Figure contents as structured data
=-=-=

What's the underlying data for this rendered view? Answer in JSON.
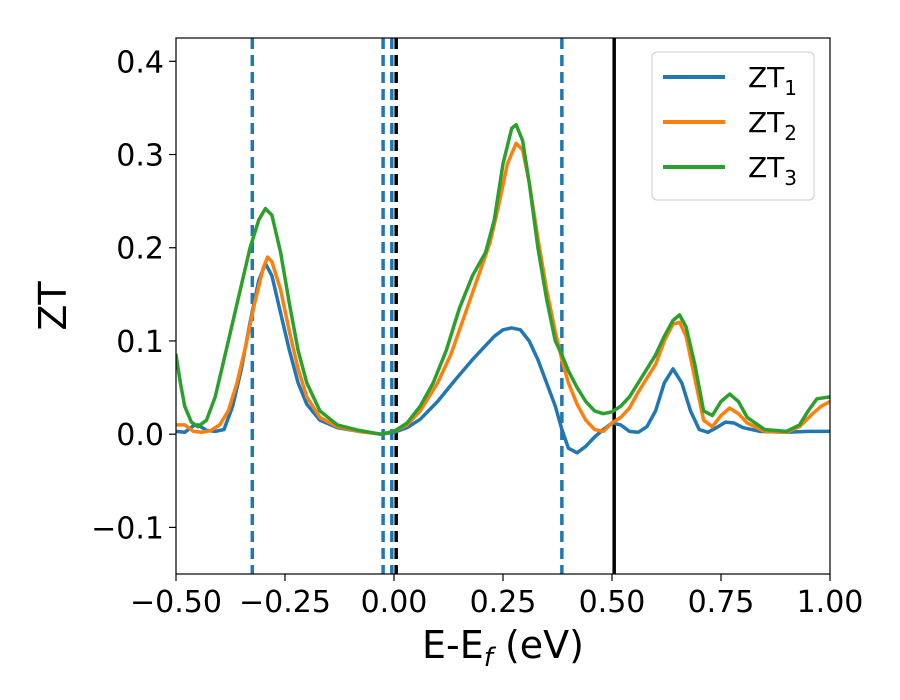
{
  "chart_data": {
    "type": "line",
    "xlabel": "E-E",
    "xlabel_sub": "f",
    "xlabel_unit": " (eV)",
    "ylabel": "ZT",
    "xlim": [
      -0.5,
      1.0
    ],
    "ylim": [
      -0.15,
      0.425
    ],
    "xticks": [
      -0.5,
      -0.25,
      0.0,
      0.25,
      0.5,
      0.75,
      1.0
    ],
    "xtick_labels": [
      "−0.50",
      "−0.25",
      "0.00",
      "0.25",
      "0.50",
      "0.75",
      "1.00"
    ],
    "yticks": [
      -0.1,
      0.0,
      0.1,
      0.2,
      0.3,
      0.4
    ],
    "ytick_labels": [
      "−0.1",
      "0.0",
      "0.1",
      "0.2",
      "0.3",
      "0.4"
    ],
    "grid": false,
    "legend_position": "top-right",
    "vlines": [
      {
        "x": -0.325,
        "style": "dashed",
        "color": "#1f77b4"
      },
      {
        "x": -0.025,
        "style": "dashed",
        "color": "#1f77b4"
      },
      {
        "x": -0.005,
        "style": "dashed",
        "color": "#1f77b4"
      },
      {
        "x": 0.005,
        "style": "dashed",
        "color": "#000000"
      },
      {
        "x": 0.385,
        "style": "dashed",
        "color": "#1f77b4"
      },
      {
        "x": 0.505,
        "style": "solid",
        "color": "#000000"
      }
    ],
    "series": [
      {
        "name": "ZT",
        "subscript": "1",
        "color": "#1f77b4",
        "points": [
          [
            -0.5,
            0.003
          ],
          [
            -0.48,
            0.002
          ],
          [
            -0.46,
            0.009
          ],
          [
            -0.45,
            0.01
          ],
          [
            -0.43,
            0.004
          ],
          [
            -0.41,
            0.003
          ],
          [
            -0.39,
            0.005
          ],
          [
            -0.37,
            0.03
          ],
          [
            -0.35,
            0.07
          ],
          [
            -0.33,
            0.12
          ],
          [
            -0.31,
            0.165
          ],
          [
            -0.295,
            0.183
          ],
          [
            -0.28,
            0.17
          ],
          [
            -0.26,
            0.13
          ],
          [
            -0.24,
            0.09
          ],
          [
            -0.22,
            0.055
          ],
          [
            -0.2,
            0.032
          ],
          [
            -0.17,
            0.015
          ],
          [
            -0.13,
            0.007
          ],
          [
            -0.08,
            0.003
          ],
          [
            -0.03,
            0.0
          ],
          [
            0.0,
            0.002
          ],
          [
            0.03,
            0.007
          ],
          [
            0.06,
            0.016
          ],
          [
            0.1,
            0.035
          ],
          [
            0.14,
            0.058
          ],
          [
            0.18,
            0.08
          ],
          [
            0.21,
            0.095
          ],
          [
            0.23,
            0.105
          ],
          [
            0.25,
            0.112
          ],
          [
            0.27,
            0.114
          ],
          [
            0.29,
            0.112
          ],
          [
            0.31,
            0.1
          ],
          [
            0.33,
            0.08
          ],
          [
            0.35,
            0.055
          ],
          [
            0.37,
            0.03
          ],
          [
            0.385,
            0.005
          ],
          [
            0.4,
            -0.015
          ],
          [
            0.42,
            -0.02
          ],
          [
            0.44,
            -0.013
          ],
          [
            0.46,
            -0.003
          ],
          [
            0.48,
            0.005
          ],
          [
            0.5,
            0.012
          ],
          [
            0.52,
            0.01
          ],
          [
            0.54,
            0.003
          ],
          [
            0.56,
            0.002
          ],
          [
            0.58,
            0.008
          ],
          [
            0.6,
            0.025
          ],
          [
            0.62,
            0.055
          ],
          [
            0.64,
            0.07
          ],
          [
            0.66,
            0.055
          ],
          [
            0.68,
            0.025
          ],
          [
            0.7,
            0.005
          ],
          [
            0.72,
            0.002
          ],
          [
            0.74,
            0.007
          ],
          [
            0.76,
            0.013
          ],
          [
            0.78,
            0.012
          ],
          [
            0.8,
            0.007
          ],
          [
            0.84,
            0.003
          ],
          [
            0.9,
            0.002
          ],
          [
            0.95,
            0.003
          ],
          [
            1.0,
            0.003
          ]
        ]
      },
      {
        "name": "ZT",
        "subscript": "2",
        "color": "#ff7f0e",
        "points": [
          [
            -0.5,
            0.01
          ],
          [
            -0.48,
            0.01
          ],
          [
            -0.46,
            0.003
          ],
          [
            -0.44,
            0.002
          ],
          [
            -0.42,
            0.004
          ],
          [
            -0.4,
            0.01
          ],
          [
            -0.38,
            0.025
          ],
          [
            -0.36,
            0.055
          ],
          [
            -0.34,
            0.095
          ],
          [
            -0.32,
            0.14
          ],
          [
            -0.3,
            0.178
          ],
          [
            -0.29,
            0.19
          ],
          [
            -0.28,
            0.185
          ],
          [
            -0.26,
            0.155
          ],
          [
            -0.24,
            0.11
          ],
          [
            -0.22,
            0.07
          ],
          [
            -0.2,
            0.04
          ],
          [
            -0.17,
            0.018
          ],
          [
            -0.13,
            0.008
          ],
          [
            -0.08,
            0.003
          ],
          [
            -0.03,
            0.0
          ],
          [
            0.0,
            0.003
          ],
          [
            0.03,
            0.01
          ],
          [
            0.06,
            0.025
          ],
          [
            0.1,
            0.055
          ],
          [
            0.13,
            0.085
          ],
          [
            0.16,
            0.125
          ],
          [
            0.19,
            0.165
          ],
          [
            0.22,
            0.205
          ],
          [
            0.24,
            0.245
          ],
          [
            0.26,
            0.29
          ],
          [
            0.28,
            0.312
          ],
          [
            0.295,
            0.305
          ],
          [
            0.31,
            0.27
          ],
          [
            0.33,
            0.21
          ],
          [
            0.35,
            0.155
          ],
          [
            0.37,
            0.11
          ],
          [
            0.385,
            0.08
          ],
          [
            0.4,
            0.055
          ],
          [
            0.42,
            0.032
          ],
          [
            0.44,
            0.015
          ],
          [
            0.46,
            0.005
          ],
          [
            0.48,
            0.003
          ],
          [
            0.5,
            0.012
          ],
          [
            0.52,
            0.018
          ],
          [
            0.54,
            0.028
          ],
          [
            0.56,
            0.045
          ],
          [
            0.58,
            0.06
          ],
          [
            0.6,
            0.075
          ],
          [
            0.62,
            0.1
          ],
          [
            0.64,
            0.118
          ],
          [
            0.655,
            0.12
          ],
          [
            0.67,
            0.105
          ],
          [
            0.69,
            0.06
          ],
          [
            0.71,
            0.015
          ],
          [
            0.73,
            0.008
          ],
          [
            0.75,
            0.02
          ],
          [
            0.77,
            0.028
          ],
          [
            0.79,
            0.022
          ],
          [
            0.81,
            0.012
          ],
          [
            0.85,
            0.003
          ],
          [
            0.9,
            0.002
          ],
          [
            0.93,
            0.008
          ],
          [
            0.96,
            0.022
          ],
          [
            0.98,
            0.03
          ],
          [
            1.0,
            0.035
          ]
        ]
      },
      {
        "name": "ZT",
        "subscript": "3",
        "color": "#2ca02c",
        "points": [
          [
            -0.5,
            0.085
          ],
          [
            -0.49,
            0.055
          ],
          [
            -0.48,
            0.03
          ],
          [
            -0.465,
            0.013
          ],
          [
            -0.45,
            0.008
          ],
          [
            -0.43,
            0.015
          ],
          [
            -0.41,
            0.04
          ],
          [
            -0.39,
            0.08
          ],
          [
            -0.37,
            0.12
          ],
          [
            -0.35,
            0.16
          ],
          [
            -0.33,
            0.2
          ],
          [
            -0.31,
            0.23
          ],
          [
            -0.295,
            0.242
          ],
          [
            -0.28,
            0.235
          ],
          [
            -0.26,
            0.195
          ],
          [
            -0.24,
            0.14
          ],
          [
            -0.22,
            0.09
          ],
          [
            -0.2,
            0.055
          ],
          [
            -0.17,
            0.025
          ],
          [
            -0.13,
            0.01
          ],
          [
            -0.08,
            0.004
          ],
          [
            -0.03,
            0.0
          ],
          [
            0.0,
            0.003
          ],
          [
            0.03,
            0.012
          ],
          [
            0.06,
            0.03
          ],
          [
            0.09,
            0.055
          ],
          [
            0.12,
            0.09
          ],
          [
            0.15,
            0.135
          ],
          [
            0.18,
            0.17
          ],
          [
            0.21,
            0.195
          ],
          [
            0.23,
            0.23
          ],
          [
            0.25,
            0.29
          ],
          [
            0.27,
            0.328
          ],
          [
            0.28,
            0.332
          ],
          [
            0.295,
            0.315
          ],
          [
            0.31,
            0.27
          ],
          [
            0.33,
            0.2
          ],
          [
            0.35,
            0.145
          ],
          [
            0.37,
            0.1
          ],
          [
            0.385,
            0.085
          ],
          [
            0.4,
            0.068
          ],
          [
            0.42,
            0.05
          ],
          [
            0.44,
            0.035
          ],
          [
            0.46,
            0.025
          ],
          [
            0.48,
            0.022
          ],
          [
            0.5,
            0.024
          ],
          [
            0.52,
            0.03
          ],
          [
            0.54,
            0.04
          ],
          [
            0.56,
            0.055
          ],
          [
            0.58,
            0.07
          ],
          [
            0.6,
            0.085
          ],
          [
            0.62,
            0.105
          ],
          [
            0.64,
            0.122
          ],
          [
            0.655,
            0.128
          ],
          [
            0.67,
            0.115
          ],
          [
            0.69,
            0.075
          ],
          [
            0.71,
            0.025
          ],
          [
            0.73,
            0.02
          ],
          [
            0.75,
            0.035
          ],
          [
            0.77,
            0.043
          ],
          [
            0.79,
            0.035
          ],
          [
            0.81,
            0.018
          ],
          [
            0.85,
            0.005
          ],
          [
            0.9,
            0.003
          ],
          [
            0.93,
            0.01
          ],
          [
            0.95,
            0.025
          ],
          [
            0.97,
            0.038
          ],
          [
            1.0,
            0.04
          ]
        ]
      }
    ]
  }
}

=-=-=

• _WHAT IS NEEDED_:
Copy every line of the listing containing the string "subscript".

• _WORKED SOLUTION_:
        "subscript": "1",
        "subscript": "2",
        "subscript": "3",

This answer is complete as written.